> [WORK TO DO]
Wherever the string "into" appears, copy the whole line.

(Dataset entries)
########

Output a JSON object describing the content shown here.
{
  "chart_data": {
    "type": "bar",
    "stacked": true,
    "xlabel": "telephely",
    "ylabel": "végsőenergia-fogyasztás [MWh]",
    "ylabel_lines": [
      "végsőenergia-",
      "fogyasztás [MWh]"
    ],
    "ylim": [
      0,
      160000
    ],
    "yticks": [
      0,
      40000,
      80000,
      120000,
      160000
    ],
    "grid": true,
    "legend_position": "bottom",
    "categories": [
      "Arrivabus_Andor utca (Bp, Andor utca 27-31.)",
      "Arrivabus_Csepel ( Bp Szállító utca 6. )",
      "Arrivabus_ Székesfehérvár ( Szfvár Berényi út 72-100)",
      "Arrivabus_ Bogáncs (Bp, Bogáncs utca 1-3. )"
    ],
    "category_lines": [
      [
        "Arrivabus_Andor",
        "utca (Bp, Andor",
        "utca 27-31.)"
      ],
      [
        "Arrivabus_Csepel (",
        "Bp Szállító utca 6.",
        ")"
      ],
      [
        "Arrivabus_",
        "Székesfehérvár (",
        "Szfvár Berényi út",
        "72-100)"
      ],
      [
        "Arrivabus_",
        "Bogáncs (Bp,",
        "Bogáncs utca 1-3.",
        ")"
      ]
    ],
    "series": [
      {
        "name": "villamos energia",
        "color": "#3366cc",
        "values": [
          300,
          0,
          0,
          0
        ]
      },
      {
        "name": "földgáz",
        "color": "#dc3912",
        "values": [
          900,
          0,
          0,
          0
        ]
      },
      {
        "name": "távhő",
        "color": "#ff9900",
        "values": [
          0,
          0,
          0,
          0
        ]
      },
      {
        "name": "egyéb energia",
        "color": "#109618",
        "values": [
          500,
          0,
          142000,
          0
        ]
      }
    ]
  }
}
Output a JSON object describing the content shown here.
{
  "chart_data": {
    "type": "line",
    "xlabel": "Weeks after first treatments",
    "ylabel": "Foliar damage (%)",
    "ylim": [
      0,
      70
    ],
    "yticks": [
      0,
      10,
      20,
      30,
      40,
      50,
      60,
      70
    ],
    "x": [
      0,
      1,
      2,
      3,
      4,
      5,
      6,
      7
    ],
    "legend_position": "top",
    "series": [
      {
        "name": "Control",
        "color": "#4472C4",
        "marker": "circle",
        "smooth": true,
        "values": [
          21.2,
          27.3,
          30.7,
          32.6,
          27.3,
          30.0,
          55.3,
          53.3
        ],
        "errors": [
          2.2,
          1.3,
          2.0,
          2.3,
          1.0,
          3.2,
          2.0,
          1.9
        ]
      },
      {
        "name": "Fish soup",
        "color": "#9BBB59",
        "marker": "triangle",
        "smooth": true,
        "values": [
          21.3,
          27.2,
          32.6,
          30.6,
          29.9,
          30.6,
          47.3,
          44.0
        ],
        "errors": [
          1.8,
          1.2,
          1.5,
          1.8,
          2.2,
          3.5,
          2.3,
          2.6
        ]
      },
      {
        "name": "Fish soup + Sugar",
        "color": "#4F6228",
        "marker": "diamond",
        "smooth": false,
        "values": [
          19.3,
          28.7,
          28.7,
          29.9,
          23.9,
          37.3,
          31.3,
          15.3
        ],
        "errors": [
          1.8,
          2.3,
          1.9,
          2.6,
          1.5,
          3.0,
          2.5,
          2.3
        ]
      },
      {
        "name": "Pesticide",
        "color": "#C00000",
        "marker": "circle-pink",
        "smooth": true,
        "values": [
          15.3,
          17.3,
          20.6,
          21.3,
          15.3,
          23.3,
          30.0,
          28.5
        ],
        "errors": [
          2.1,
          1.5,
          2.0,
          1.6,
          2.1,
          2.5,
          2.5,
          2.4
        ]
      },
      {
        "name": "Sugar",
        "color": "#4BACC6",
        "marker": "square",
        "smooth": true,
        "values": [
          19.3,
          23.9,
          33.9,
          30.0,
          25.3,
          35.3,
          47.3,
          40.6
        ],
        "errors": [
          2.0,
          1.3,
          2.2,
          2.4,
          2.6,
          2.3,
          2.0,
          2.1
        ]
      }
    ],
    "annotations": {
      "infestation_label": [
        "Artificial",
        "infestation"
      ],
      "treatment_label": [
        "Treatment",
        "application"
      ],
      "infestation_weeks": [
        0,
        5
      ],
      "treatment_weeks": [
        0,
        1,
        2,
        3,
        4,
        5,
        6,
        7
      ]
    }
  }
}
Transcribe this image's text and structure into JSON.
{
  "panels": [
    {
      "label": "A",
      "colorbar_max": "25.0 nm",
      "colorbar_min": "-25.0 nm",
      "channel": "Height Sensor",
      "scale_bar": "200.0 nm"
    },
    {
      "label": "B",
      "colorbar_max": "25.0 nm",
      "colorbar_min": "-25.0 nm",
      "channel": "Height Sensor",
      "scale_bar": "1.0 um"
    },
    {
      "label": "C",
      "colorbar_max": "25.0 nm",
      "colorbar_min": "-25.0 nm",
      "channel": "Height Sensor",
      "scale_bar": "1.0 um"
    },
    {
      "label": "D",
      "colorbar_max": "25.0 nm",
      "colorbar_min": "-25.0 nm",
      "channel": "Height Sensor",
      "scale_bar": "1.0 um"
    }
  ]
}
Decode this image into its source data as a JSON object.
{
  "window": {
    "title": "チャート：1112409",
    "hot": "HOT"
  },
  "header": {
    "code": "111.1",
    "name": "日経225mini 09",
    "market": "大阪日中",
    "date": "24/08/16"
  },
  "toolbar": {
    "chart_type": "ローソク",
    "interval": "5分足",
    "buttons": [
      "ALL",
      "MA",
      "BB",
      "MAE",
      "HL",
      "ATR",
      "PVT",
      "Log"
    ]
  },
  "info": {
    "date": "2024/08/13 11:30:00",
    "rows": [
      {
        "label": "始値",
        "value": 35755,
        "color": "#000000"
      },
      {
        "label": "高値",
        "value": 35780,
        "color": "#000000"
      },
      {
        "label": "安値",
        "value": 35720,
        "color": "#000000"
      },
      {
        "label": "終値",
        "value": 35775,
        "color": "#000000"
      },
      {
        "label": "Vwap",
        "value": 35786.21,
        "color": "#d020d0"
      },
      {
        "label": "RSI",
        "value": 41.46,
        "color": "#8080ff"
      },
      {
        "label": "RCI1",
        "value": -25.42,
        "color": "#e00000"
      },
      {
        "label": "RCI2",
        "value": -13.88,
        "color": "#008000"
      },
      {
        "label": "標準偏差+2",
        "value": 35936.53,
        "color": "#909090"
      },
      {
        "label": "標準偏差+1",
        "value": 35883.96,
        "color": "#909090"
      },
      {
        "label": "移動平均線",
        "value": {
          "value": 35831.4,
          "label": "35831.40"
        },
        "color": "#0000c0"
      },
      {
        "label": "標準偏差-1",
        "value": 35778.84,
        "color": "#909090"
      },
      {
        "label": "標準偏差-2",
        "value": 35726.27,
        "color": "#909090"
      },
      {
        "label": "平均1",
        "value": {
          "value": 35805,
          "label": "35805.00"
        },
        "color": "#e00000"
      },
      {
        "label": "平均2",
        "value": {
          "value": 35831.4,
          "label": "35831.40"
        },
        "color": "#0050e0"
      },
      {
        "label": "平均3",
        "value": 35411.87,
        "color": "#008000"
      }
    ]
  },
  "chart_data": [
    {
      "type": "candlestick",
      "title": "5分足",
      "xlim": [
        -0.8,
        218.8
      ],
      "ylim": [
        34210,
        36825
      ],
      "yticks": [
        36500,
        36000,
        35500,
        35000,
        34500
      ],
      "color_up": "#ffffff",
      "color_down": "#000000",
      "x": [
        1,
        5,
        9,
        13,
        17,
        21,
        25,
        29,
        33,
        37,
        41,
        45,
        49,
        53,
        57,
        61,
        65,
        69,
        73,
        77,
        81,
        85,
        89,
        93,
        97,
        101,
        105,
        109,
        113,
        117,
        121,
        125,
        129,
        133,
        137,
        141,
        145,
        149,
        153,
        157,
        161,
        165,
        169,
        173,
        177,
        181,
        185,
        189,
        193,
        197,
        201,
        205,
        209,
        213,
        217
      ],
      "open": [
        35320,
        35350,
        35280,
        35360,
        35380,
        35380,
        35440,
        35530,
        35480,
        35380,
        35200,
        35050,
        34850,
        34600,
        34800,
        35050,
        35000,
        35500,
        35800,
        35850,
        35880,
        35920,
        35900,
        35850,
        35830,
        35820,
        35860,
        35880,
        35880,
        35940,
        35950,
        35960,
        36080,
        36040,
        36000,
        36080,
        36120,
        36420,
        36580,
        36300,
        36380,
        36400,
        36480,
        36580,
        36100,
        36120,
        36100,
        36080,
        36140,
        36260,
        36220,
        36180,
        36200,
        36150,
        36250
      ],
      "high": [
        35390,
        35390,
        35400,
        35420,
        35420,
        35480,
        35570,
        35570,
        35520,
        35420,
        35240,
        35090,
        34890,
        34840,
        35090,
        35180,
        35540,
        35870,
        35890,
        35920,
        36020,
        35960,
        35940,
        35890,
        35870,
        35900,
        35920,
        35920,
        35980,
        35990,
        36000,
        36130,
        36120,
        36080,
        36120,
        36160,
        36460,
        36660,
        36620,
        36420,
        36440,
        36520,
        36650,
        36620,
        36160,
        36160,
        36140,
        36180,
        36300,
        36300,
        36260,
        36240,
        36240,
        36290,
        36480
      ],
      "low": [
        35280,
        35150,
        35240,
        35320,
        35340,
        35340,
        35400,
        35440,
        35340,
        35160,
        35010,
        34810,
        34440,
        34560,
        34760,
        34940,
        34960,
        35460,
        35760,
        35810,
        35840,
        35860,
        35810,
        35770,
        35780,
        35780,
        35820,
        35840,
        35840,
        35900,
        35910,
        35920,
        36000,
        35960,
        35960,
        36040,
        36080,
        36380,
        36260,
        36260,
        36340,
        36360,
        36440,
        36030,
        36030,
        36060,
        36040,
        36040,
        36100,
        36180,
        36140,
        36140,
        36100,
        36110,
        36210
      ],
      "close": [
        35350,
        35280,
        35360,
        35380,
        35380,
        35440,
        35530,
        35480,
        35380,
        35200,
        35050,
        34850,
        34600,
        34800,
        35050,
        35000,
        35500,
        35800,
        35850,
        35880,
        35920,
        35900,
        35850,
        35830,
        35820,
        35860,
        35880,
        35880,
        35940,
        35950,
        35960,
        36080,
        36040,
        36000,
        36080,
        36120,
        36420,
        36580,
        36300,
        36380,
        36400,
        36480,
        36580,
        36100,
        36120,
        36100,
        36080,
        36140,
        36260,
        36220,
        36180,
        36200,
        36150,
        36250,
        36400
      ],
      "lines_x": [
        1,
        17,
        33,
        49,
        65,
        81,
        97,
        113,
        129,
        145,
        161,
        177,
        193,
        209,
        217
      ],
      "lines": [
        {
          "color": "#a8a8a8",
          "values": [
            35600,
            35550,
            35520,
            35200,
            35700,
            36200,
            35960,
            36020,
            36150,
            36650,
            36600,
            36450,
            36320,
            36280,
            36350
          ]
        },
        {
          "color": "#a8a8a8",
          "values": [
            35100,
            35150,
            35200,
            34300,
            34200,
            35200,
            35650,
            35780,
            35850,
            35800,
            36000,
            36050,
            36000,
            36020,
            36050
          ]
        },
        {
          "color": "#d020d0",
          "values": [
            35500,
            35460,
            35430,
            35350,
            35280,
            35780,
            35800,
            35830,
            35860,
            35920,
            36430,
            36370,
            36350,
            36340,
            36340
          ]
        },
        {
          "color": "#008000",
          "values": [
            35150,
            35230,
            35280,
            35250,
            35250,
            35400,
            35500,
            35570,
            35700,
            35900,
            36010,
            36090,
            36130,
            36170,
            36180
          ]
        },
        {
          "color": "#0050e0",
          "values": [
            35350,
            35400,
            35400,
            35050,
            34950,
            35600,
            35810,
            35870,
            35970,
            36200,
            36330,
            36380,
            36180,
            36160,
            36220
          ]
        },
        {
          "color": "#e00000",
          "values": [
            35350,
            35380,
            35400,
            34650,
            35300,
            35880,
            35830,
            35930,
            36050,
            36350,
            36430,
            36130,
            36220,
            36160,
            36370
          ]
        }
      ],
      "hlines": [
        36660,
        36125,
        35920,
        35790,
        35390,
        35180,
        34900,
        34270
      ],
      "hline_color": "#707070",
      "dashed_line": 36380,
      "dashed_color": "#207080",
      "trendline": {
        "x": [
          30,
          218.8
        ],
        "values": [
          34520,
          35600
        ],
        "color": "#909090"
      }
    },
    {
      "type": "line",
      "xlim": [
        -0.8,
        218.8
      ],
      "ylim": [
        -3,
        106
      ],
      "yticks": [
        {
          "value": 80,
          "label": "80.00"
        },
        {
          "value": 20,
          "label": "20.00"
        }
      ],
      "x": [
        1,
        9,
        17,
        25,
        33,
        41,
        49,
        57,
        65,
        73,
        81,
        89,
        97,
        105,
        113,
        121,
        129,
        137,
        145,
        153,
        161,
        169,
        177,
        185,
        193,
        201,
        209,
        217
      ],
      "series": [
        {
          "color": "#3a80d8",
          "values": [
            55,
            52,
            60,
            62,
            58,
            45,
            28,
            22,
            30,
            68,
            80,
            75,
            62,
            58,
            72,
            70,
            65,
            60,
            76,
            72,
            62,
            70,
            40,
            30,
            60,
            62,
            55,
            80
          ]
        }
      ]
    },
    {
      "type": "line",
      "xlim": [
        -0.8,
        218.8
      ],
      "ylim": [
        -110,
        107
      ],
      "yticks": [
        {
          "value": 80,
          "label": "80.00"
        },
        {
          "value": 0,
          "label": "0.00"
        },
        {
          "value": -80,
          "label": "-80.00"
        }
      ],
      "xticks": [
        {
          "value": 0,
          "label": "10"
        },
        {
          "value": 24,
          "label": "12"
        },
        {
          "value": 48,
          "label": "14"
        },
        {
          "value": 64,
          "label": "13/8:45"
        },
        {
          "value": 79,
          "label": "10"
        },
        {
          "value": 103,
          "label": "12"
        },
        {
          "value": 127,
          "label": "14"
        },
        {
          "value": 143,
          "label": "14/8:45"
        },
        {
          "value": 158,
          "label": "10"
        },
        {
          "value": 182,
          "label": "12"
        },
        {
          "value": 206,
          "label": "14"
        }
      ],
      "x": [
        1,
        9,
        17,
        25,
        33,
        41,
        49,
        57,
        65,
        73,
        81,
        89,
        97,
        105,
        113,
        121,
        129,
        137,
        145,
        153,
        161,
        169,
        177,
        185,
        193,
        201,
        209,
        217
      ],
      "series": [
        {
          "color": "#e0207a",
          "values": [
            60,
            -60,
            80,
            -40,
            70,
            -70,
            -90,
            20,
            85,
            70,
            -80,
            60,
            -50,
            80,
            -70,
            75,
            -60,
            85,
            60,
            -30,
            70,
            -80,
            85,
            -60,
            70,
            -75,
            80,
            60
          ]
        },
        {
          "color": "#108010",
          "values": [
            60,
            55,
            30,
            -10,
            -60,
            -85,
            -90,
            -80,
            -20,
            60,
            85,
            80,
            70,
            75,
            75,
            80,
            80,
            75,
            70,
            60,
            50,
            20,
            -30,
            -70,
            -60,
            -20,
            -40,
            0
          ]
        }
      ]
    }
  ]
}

########

> [EXERCISE OUTPUT]
Transcribe this image's text and structure into JSON.
Decode this image into its source data as a JSON object.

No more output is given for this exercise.